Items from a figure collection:
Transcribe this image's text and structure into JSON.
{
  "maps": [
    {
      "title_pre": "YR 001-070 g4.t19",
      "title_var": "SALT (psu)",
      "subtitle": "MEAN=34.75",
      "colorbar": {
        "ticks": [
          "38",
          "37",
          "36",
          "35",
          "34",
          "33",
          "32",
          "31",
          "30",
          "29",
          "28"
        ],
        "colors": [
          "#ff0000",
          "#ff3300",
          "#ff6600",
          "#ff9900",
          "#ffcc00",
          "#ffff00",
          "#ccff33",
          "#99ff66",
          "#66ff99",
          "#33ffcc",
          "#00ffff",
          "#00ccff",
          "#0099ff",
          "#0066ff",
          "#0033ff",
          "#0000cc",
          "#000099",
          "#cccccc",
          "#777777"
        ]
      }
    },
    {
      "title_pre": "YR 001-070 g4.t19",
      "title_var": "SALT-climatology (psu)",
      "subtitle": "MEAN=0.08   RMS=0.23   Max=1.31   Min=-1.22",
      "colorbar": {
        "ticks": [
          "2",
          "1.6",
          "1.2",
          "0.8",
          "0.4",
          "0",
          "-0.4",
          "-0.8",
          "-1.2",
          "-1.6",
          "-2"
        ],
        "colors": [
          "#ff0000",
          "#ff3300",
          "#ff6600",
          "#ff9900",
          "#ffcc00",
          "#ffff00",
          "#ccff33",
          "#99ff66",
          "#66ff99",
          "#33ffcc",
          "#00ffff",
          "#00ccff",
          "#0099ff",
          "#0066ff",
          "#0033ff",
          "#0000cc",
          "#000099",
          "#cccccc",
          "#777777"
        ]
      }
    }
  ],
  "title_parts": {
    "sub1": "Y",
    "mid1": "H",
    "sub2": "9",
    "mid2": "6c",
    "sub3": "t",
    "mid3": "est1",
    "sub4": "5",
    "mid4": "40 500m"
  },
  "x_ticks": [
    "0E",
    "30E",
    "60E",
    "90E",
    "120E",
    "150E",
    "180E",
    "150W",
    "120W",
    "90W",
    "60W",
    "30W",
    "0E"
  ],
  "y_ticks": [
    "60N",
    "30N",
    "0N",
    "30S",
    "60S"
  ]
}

--- GIVEN TASK ---
Copy down every line of the material above that includes the string "SALT".

--- TASK RESULT ---
      "title_var": "SALT (psu)",
      "title_var": "SALT-climatology (psu)",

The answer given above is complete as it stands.